----- Dataset extract
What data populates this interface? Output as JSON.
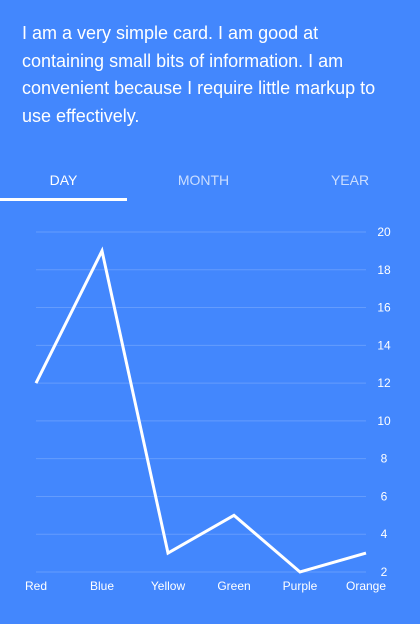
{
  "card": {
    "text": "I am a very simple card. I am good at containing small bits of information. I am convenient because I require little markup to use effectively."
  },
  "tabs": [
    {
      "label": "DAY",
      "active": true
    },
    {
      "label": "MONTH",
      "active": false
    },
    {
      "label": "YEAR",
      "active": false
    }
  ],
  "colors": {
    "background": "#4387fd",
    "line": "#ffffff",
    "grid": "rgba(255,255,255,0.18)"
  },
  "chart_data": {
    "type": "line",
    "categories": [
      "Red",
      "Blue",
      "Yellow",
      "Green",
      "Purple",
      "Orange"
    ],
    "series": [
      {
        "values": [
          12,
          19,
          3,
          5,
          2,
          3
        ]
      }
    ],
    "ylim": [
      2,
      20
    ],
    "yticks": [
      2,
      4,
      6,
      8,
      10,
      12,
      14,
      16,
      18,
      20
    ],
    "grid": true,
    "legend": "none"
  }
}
----------
Written task: Print each of the records above exactly as written, leaving no picture in the copy.

Final result:
What data populates this interface? Output as JSON.
{
  "card": {
    "text": "I am a very simple card. I am good at containing small bits of information. I am convenient because I require little markup to use effectively."
  },
  "tabs": [
    {
      "label": "DAY",
      "active": true
    },
    {
      "label": "MONTH",
      "active": false
    },
    {
      "label": "YEAR",
      "active": false
    }
  ],
  "colors": {
    "background": "#4387fd",
    "line": "#ffffff",
    "grid": "rgba(255,255,255,0.18)"
  },
  "chart_data": {
    "type": "line",
    "categories": [
      "Red",
      "Blue",
      "Yellow",
      "Green",
      "Purple",
      "Orange"
    ],
    "series": [
      {
        "values": [
          12,
          19,
          3,
          5,
          2,
          3
        ]
      }
    ],
    "ylim": [
      2,
      20
    ],
    "yticks": [
      2,
      4,
      6,
      8,
      10,
      12,
      14,
      16,
      18,
      20
    ],
    "grid": true,
    "legend": "none"
  }
}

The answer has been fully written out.